What you need to do: Will you output all of the data below exactly, omitting the images?

Records shown:
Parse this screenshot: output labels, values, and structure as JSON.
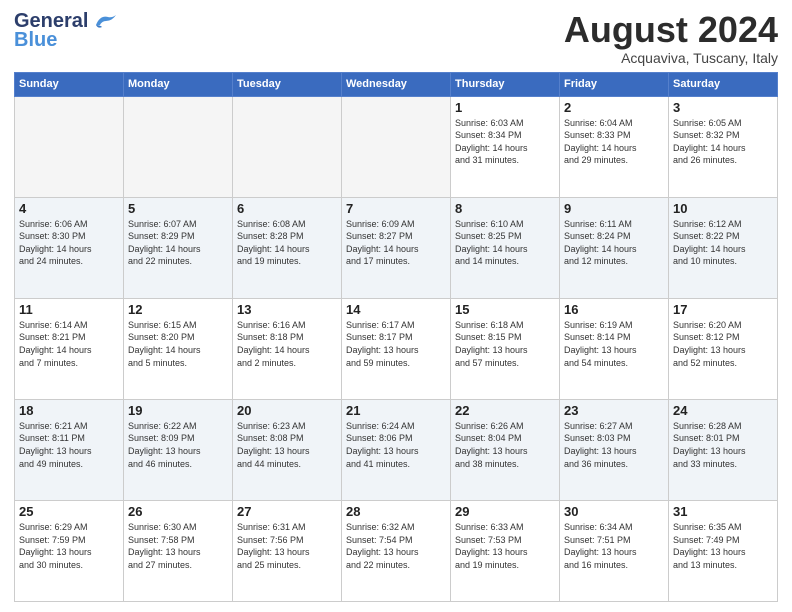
{
  "logo": {
    "line1": "General",
    "line2": "Blue"
  },
  "header": {
    "title": "August 2024",
    "subtitle": "Acquaviva, Tuscany, Italy"
  },
  "weekdays": [
    "Sunday",
    "Monday",
    "Tuesday",
    "Wednesday",
    "Thursday",
    "Friday",
    "Saturday"
  ],
  "weeks": [
    [
      {
        "day": "",
        "info": ""
      },
      {
        "day": "",
        "info": ""
      },
      {
        "day": "",
        "info": ""
      },
      {
        "day": "",
        "info": ""
      },
      {
        "day": "1",
        "info": "Sunrise: 6:03 AM\nSunset: 8:34 PM\nDaylight: 14 hours\nand 31 minutes."
      },
      {
        "day": "2",
        "info": "Sunrise: 6:04 AM\nSunset: 8:33 PM\nDaylight: 14 hours\nand 29 minutes."
      },
      {
        "day": "3",
        "info": "Sunrise: 6:05 AM\nSunset: 8:32 PM\nDaylight: 14 hours\nand 26 minutes."
      }
    ],
    [
      {
        "day": "4",
        "info": "Sunrise: 6:06 AM\nSunset: 8:30 PM\nDaylight: 14 hours\nand 24 minutes."
      },
      {
        "day": "5",
        "info": "Sunrise: 6:07 AM\nSunset: 8:29 PM\nDaylight: 14 hours\nand 22 minutes."
      },
      {
        "day": "6",
        "info": "Sunrise: 6:08 AM\nSunset: 8:28 PM\nDaylight: 14 hours\nand 19 minutes."
      },
      {
        "day": "7",
        "info": "Sunrise: 6:09 AM\nSunset: 8:27 PM\nDaylight: 14 hours\nand 17 minutes."
      },
      {
        "day": "8",
        "info": "Sunrise: 6:10 AM\nSunset: 8:25 PM\nDaylight: 14 hours\nand 14 minutes."
      },
      {
        "day": "9",
        "info": "Sunrise: 6:11 AM\nSunset: 8:24 PM\nDaylight: 14 hours\nand 12 minutes."
      },
      {
        "day": "10",
        "info": "Sunrise: 6:12 AM\nSunset: 8:22 PM\nDaylight: 14 hours\nand 10 minutes."
      }
    ],
    [
      {
        "day": "11",
        "info": "Sunrise: 6:14 AM\nSunset: 8:21 PM\nDaylight: 14 hours\nand 7 minutes."
      },
      {
        "day": "12",
        "info": "Sunrise: 6:15 AM\nSunset: 8:20 PM\nDaylight: 14 hours\nand 5 minutes."
      },
      {
        "day": "13",
        "info": "Sunrise: 6:16 AM\nSunset: 8:18 PM\nDaylight: 14 hours\nand 2 minutes."
      },
      {
        "day": "14",
        "info": "Sunrise: 6:17 AM\nSunset: 8:17 PM\nDaylight: 13 hours\nand 59 minutes."
      },
      {
        "day": "15",
        "info": "Sunrise: 6:18 AM\nSunset: 8:15 PM\nDaylight: 13 hours\nand 57 minutes."
      },
      {
        "day": "16",
        "info": "Sunrise: 6:19 AM\nSunset: 8:14 PM\nDaylight: 13 hours\nand 54 minutes."
      },
      {
        "day": "17",
        "info": "Sunrise: 6:20 AM\nSunset: 8:12 PM\nDaylight: 13 hours\nand 52 minutes."
      }
    ],
    [
      {
        "day": "18",
        "info": "Sunrise: 6:21 AM\nSunset: 8:11 PM\nDaylight: 13 hours\nand 49 minutes."
      },
      {
        "day": "19",
        "info": "Sunrise: 6:22 AM\nSunset: 8:09 PM\nDaylight: 13 hours\nand 46 minutes."
      },
      {
        "day": "20",
        "info": "Sunrise: 6:23 AM\nSunset: 8:08 PM\nDaylight: 13 hours\nand 44 minutes."
      },
      {
        "day": "21",
        "info": "Sunrise: 6:24 AM\nSunset: 8:06 PM\nDaylight: 13 hours\nand 41 minutes."
      },
      {
        "day": "22",
        "info": "Sunrise: 6:26 AM\nSunset: 8:04 PM\nDaylight: 13 hours\nand 38 minutes."
      },
      {
        "day": "23",
        "info": "Sunrise: 6:27 AM\nSunset: 8:03 PM\nDaylight: 13 hours\nand 36 minutes."
      },
      {
        "day": "24",
        "info": "Sunrise: 6:28 AM\nSunset: 8:01 PM\nDaylight: 13 hours\nand 33 minutes."
      }
    ],
    [
      {
        "day": "25",
        "info": "Sunrise: 6:29 AM\nSunset: 7:59 PM\nDaylight: 13 hours\nand 30 minutes."
      },
      {
        "day": "26",
        "info": "Sunrise: 6:30 AM\nSunset: 7:58 PM\nDaylight: 13 hours\nand 27 minutes."
      },
      {
        "day": "27",
        "info": "Sunrise: 6:31 AM\nSunset: 7:56 PM\nDaylight: 13 hours\nand 25 minutes."
      },
      {
        "day": "28",
        "info": "Sunrise: 6:32 AM\nSunset: 7:54 PM\nDaylight: 13 hours\nand 22 minutes."
      },
      {
        "day": "29",
        "info": "Sunrise: 6:33 AM\nSunset: 7:53 PM\nDaylight: 13 hours\nand 19 minutes."
      },
      {
        "day": "30",
        "info": "Sunrise: 6:34 AM\nSunset: 7:51 PM\nDaylight: 13 hours\nand 16 minutes."
      },
      {
        "day": "31",
        "info": "Sunrise: 6:35 AM\nSunset: 7:49 PM\nDaylight: 13 hours\nand 13 minutes."
      }
    ]
  ]
}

Output:
Parse this screenshot: output labels, values, and structure as JSON.
{
  "logo": {
    "line1": "General",
    "line2": "Blue"
  },
  "header": {
    "title": "August 2024",
    "subtitle": "Acquaviva, Tuscany, Italy"
  },
  "weekdays": [
    "Sunday",
    "Monday",
    "Tuesday",
    "Wednesday",
    "Thursday",
    "Friday",
    "Saturday"
  ],
  "weeks": [
    [
      {
        "day": "",
        "info": ""
      },
      {
        "day": "",
        "info": ""
      },
      {
        "day": "",
        "info": ""
      },
      {
        "day": "",
        "info": ""
      },
      {
        "day": "1",
        "info": "Sunrise: 6:03 AM\nSunset: 8:34 PM\nDaylight: 14 hours\nand 31 minutes."
      },
      {
        "day": "2",
        "info": "Sunrise: 6:04 AM\nSunset: 8:33 PM\nDaylight: 14 hours\nand 29 minutes."
      },
      {
        "day": "3",
        "info": "Sunrise: 6:05 AM\nSunset: 8:32 PM\nDaylight: 14 hours\nand 26 minutes."
      }
    ],
    [
      {
        "day": "4",
        "info": "Sunrise: 6:06 AM\nSunset: 8:30 PM\nDaylight: 14 hours\nand 24 minutes."
      },
      {
        "day": "5",
        "info": "Sunrise: 6:07 AM\nSunset: 8:29 PM\nDaylight: 14 hours\nand 22 minutes."
      },
      {
        "day": "6",
        "info": "Sunrise: 6:08 AM\nSunset: 8:28 PM\nDaylight: 14 hours\nand 19 minutes."
      },
      {
        "day": "7",
        "info": "Sunrise: 6:09 AM\nSunset: 8:27 PM\nDaylight: 14 hours\nand 17 minutes."
      },
      {
        "day": "8",
        "info": "Sunrise: 6:10 AM\nSunset: 8:25 PM\nDaylight: 14 hours\nand 14 minutes."
      },
      {
        "day": "9",
        "info": "Sunrise: 6:11 AM\nSunset: 8:24 PM\nDaylight: 14 hours\nand 12 minutes."
      },
      {
        "day": "10",
        "info": "Sunrise: 6:12 AM\nSunset: 8:22 PM\nDaylight: 14 hours\nand 10 minutes."
      }
    ],
    [
      {
        "day": "11",
        "info": "Sunrise: 6:14 AM\nSunset: 8:21 PM\nDaylight: 14 hours\nand 7 minutes."
      },
      {
        "day": "12",
        "info": "Sunrise: 6:15 AM\nSunset: 8:20 PM\nDaylight: 14 hours\nand 5 minutes."
      },
      {
        "day": "13",
        "info": "Sunrise: 6:16 AM\nSunset: 8:18 PM\nDaylight: 14 hours\nand 2 minutes."
      },
      {
        "day": "14",
        "info": "Sunrise: 6:17 AM\nSunset: 8:17 PM\nDaylight: 13 hours\nand 59 minutes."
      },
      {
        "day": "15",
        "info": "Sunrise: 6:18 AM\nSunset: 8:15 PM\nDaylight: 13 hours\nand 57 minutes."
      },
      {
        "day": "16",
        "info": "Sunrise: 6:19 AM\nSunset: 8:14 PM\nDaylight: 13 hours\nand 54 minutes."
      },
      {
        "day": "17",
        "info": "Sunrise: 6:20 AM\nSunset: 8:12 PM\nDaylight: 13 hours\nand 52 minutes."
      }
    ],
    [
      {
        "day": "18",
        "info": "Sunrise: 6:21 AM\nSunset: 8:11 PM\nDaylight: 13 hours\nand 49 minutes."
      },
      {
        "day": "19",
        "info": "Sunrise: 6:22 AM\nSunset: 8:09 PM\nDaylight: 13 hours\nand 46 minutes."
      },
      {
        "day": "20",
        "info": "Sunrise: 6:23 AM\nSunset: 8:08 PM\nDaylight: 13 hours\nand 44 minutes."
      },
      {
        "day": "21",
        "info": "Sunrise: 6:24 AM\nSunset: 8:06 PM\nDaylight: 13 hours\nand 41 minutes."
      },
      {
        "day": "22",
        "info": "Sunrise: 6:26 AM\nSunset: 8:04 PM\nDaylight: 13 hours\nand 38 minutes."
      },
      {
        "day": "23",
        "info": "Sunrise: 6:27 AM\nSunset: 8:03 PM\nDaylight: 13 hours\nand 36 minutes."
      },
      {
        "day": "24",
        "info": "Sunrise: 6:28 AM\nSunset: 8:01 PM\nDaylight: 13 hours\nand 33 minutes."
      }
    ],
    [
      {
        "day": "25",
        "info": "Sunrise: 6:29 AM\nSunset: 7:59 PM\nDaylight: 13 hours\nand 30 minutes."
      },
      {
        "day": "26",
        "info": "Sunrise: 6:30 AM\nSunset: 7:58 PM\nDaylight: 13 hours\nand 27 minutes."
      },
      {
        "day": "27",
        "info": "Sunrise: 6:31 AM\nSunset: 7:56 PM\nDaylight: 13 hours\nand 25 minutes."
      },
      {
        "day": "28",
        "info": "Sunrise: 6:32 AM\nSunset: 7:54 PM\nDaylight: 13 hours\nand 22 minutes."
      },
      {
        "day": "29",
        "info": "Sunrise: 6:33 AM\nSunset: 7:53 PM\nDaylight: 13 hours\nand 19 minutes."
      },
      {
        "day": "30",
        "info": "Sunrise: 6:34 AM\nSunset: 7:51 PM\nDaylight: 13 hours\nand 16 minutes."
      },
      {
        "day": "31",
        "info": "Sunrise: 6:35 AM\nSunset: 7:49 PM\nDaylight: 13 hours\nand 13 minutes."
      }
    ]
  ]
}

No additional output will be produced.